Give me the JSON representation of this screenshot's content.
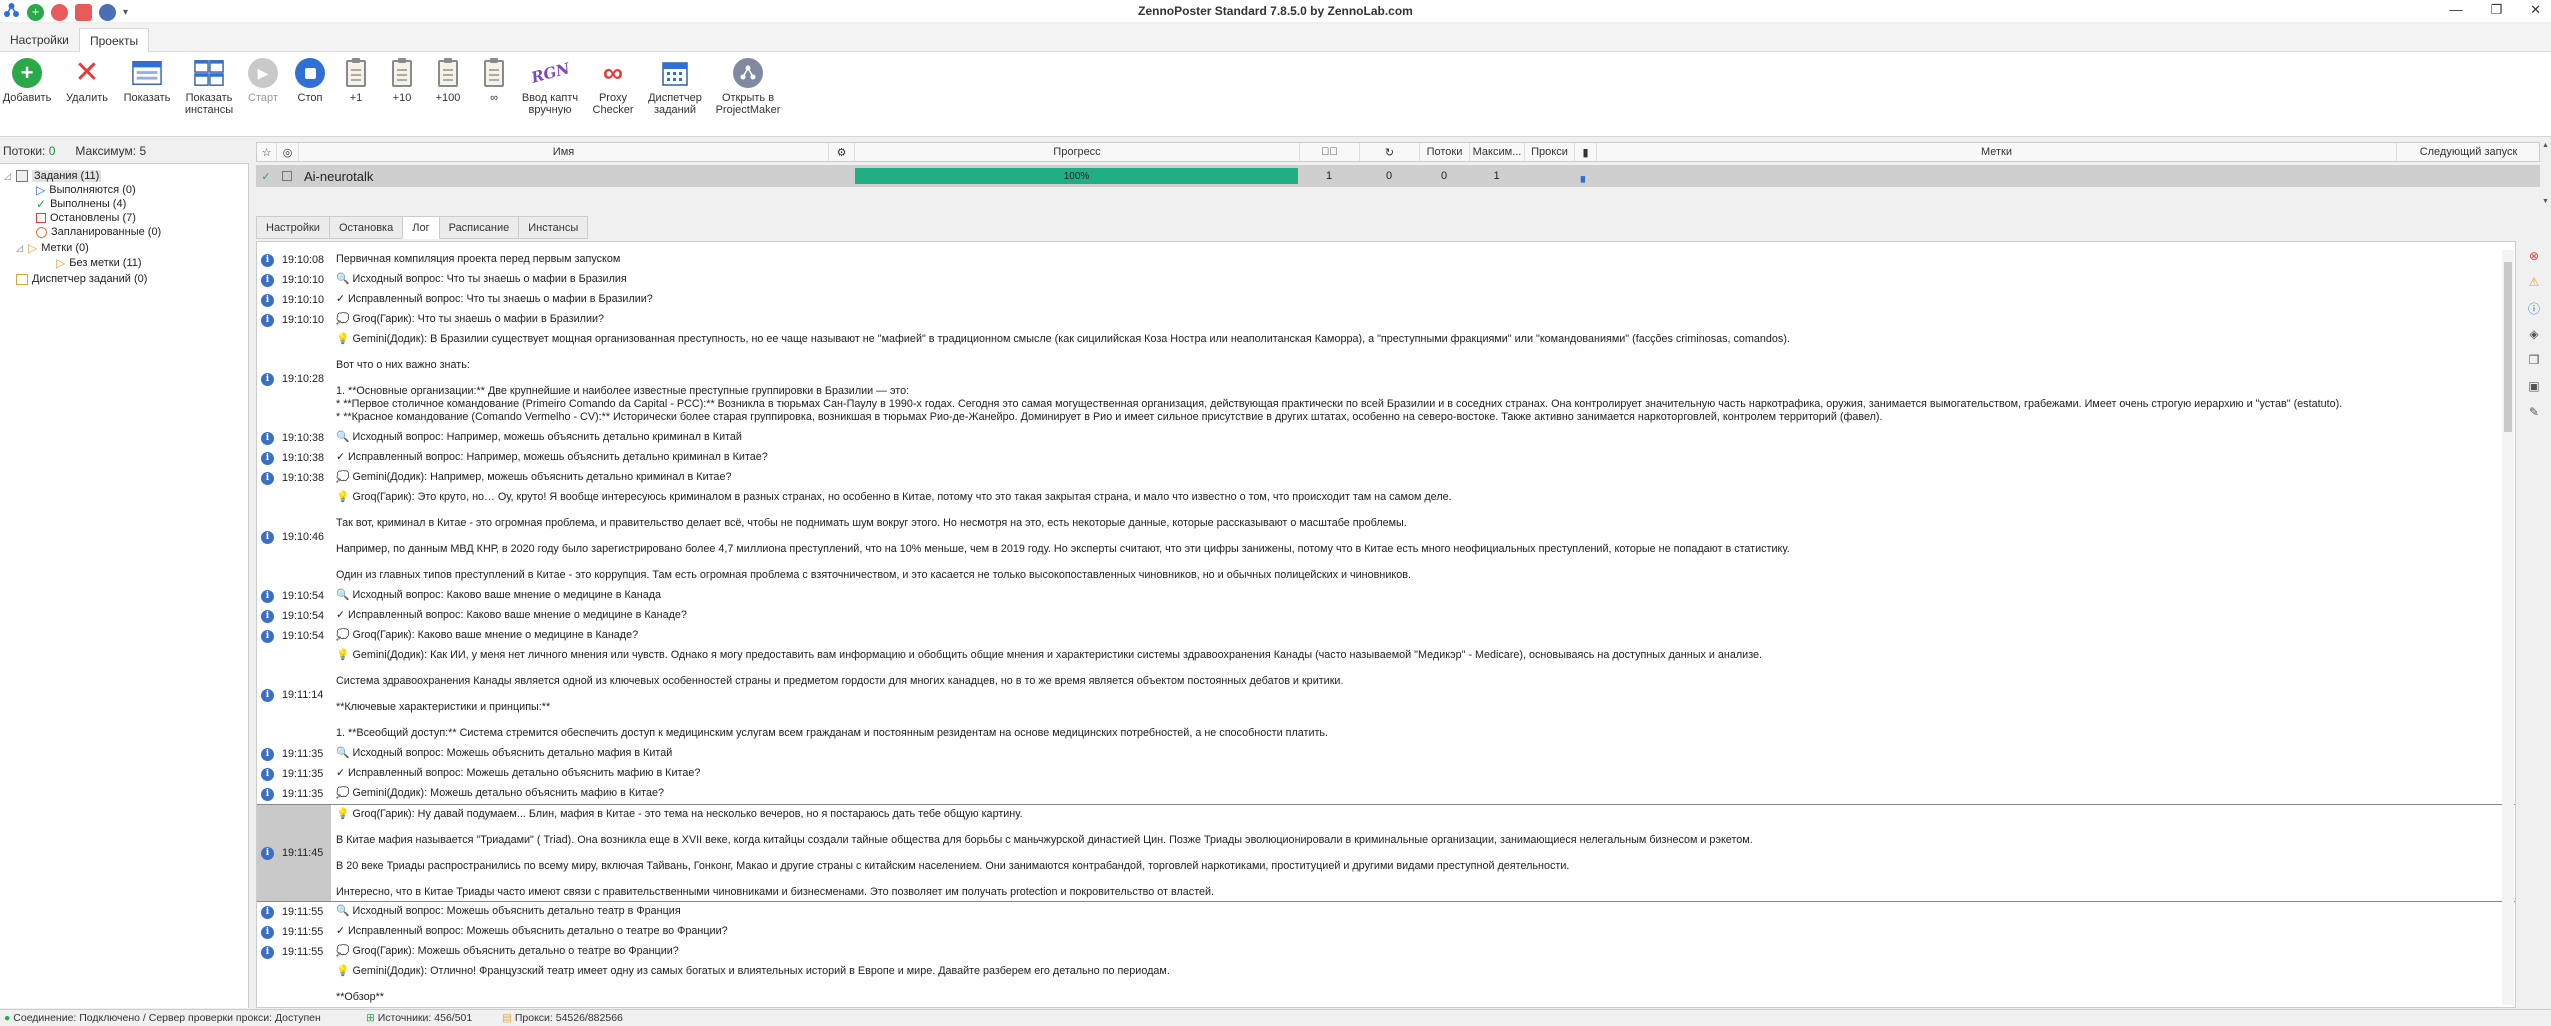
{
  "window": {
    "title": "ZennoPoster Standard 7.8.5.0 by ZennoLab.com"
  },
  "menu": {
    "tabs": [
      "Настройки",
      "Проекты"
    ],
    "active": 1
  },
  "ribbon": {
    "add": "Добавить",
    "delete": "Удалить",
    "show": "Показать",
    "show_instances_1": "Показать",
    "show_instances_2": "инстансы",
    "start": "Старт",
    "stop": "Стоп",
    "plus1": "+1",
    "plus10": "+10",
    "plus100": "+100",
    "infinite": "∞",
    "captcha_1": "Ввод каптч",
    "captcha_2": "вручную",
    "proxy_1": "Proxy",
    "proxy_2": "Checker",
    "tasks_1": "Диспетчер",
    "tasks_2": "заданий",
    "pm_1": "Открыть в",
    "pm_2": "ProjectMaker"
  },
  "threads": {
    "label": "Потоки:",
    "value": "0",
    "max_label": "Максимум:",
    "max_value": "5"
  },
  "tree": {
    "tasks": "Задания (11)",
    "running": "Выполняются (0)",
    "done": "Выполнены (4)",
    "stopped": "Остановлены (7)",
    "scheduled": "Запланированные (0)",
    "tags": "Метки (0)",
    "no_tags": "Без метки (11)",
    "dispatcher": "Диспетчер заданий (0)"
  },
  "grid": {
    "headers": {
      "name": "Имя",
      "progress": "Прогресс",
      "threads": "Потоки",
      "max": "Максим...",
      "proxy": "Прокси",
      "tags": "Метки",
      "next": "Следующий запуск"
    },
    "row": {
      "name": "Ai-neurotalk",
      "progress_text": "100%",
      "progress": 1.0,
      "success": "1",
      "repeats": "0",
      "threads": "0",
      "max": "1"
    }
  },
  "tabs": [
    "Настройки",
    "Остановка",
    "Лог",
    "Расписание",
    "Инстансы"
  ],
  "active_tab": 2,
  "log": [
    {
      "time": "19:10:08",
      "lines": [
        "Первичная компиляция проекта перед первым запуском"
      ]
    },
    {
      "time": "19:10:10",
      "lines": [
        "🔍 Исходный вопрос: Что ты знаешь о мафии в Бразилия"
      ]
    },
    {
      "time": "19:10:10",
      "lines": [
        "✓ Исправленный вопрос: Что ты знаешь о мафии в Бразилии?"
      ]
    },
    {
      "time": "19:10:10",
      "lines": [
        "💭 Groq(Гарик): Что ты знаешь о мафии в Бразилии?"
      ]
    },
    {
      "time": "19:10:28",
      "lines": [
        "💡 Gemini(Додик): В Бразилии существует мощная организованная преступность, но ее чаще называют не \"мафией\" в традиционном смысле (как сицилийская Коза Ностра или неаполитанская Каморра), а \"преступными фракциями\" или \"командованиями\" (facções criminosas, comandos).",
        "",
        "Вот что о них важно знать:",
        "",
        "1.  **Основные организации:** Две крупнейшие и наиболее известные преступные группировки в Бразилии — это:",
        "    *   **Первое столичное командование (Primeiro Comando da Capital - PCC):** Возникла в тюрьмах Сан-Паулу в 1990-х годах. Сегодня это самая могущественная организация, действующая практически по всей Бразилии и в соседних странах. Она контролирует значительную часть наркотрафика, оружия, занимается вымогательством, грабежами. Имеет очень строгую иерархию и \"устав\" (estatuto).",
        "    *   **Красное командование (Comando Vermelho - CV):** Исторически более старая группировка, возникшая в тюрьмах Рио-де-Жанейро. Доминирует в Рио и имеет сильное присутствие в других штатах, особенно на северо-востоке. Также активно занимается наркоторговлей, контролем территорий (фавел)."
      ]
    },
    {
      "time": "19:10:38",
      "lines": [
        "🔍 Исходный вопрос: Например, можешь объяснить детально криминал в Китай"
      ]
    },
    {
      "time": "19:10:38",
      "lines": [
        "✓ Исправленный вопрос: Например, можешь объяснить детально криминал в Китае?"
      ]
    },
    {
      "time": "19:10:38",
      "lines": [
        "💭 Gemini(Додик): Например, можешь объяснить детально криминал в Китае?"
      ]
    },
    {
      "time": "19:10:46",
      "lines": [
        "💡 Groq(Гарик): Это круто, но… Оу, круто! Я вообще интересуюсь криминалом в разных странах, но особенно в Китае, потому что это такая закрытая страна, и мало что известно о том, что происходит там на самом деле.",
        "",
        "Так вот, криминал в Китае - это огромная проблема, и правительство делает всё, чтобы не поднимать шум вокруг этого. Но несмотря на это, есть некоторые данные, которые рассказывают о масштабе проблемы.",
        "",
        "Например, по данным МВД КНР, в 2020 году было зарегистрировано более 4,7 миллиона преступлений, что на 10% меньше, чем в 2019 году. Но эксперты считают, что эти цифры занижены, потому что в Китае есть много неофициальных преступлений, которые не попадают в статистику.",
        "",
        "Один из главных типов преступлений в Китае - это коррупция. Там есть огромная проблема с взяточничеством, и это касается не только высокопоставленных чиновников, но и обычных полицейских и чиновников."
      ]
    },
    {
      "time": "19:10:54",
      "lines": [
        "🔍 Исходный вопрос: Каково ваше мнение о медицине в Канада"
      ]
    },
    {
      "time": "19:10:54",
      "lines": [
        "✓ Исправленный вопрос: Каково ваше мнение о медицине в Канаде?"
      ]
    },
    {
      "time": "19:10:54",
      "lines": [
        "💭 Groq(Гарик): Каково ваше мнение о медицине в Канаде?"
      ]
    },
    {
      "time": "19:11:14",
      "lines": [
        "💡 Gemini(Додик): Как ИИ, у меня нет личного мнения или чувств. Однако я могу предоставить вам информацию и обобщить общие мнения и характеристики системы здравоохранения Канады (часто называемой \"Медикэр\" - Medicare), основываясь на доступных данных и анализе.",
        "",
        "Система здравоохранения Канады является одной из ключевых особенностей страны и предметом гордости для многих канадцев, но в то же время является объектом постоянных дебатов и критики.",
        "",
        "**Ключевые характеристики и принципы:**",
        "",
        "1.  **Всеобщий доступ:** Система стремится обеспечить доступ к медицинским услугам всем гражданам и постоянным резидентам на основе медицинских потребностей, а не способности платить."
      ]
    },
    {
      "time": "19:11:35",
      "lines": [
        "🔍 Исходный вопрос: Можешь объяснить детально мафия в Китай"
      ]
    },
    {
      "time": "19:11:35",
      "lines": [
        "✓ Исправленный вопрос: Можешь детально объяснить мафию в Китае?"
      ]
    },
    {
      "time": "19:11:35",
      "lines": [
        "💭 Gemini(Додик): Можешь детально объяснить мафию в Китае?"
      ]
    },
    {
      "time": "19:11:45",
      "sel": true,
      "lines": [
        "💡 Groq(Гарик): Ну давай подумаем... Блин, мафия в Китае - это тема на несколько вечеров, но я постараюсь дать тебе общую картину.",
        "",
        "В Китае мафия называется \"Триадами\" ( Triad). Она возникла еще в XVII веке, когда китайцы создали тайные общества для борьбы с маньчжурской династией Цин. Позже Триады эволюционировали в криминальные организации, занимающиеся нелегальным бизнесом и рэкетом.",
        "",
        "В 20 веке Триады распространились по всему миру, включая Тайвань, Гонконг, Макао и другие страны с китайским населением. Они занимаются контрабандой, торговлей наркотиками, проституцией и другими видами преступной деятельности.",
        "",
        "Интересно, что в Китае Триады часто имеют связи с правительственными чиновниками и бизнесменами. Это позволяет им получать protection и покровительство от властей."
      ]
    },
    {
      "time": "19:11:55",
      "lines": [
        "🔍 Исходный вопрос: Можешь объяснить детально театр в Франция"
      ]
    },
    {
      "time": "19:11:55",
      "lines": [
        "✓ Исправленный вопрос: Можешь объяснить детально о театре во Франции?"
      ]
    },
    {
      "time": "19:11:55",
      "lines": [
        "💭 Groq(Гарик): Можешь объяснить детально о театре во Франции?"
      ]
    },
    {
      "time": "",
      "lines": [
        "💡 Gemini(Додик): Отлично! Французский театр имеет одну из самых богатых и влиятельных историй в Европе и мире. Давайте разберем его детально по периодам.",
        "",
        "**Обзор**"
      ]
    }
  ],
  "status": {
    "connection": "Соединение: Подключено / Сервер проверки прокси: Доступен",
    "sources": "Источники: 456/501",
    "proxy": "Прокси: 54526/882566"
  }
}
===============
WRITTEN TASK.
Copy each line in the data that holds the word "веке".

EXERCISE RESULT.
        "В Китае мафия называется \"Триадами\" ( Triad). Она возникла еще в XVII веке, когда китайцы создали тайные общества для борьбы с маньчжурской династией Цин. Позже Триады эволюционировали в криминальные организации, занимающиеся нелегальным бизнесом и рэкетом.",
        "В 20 веке Триады распространились по всему миру, включая Тайвань, Гонконг, Макао и другие страны с китайским населением. Они занимаются контрабандой, торговлей наркотиками, проституцией и другими видами преступной деятельности.",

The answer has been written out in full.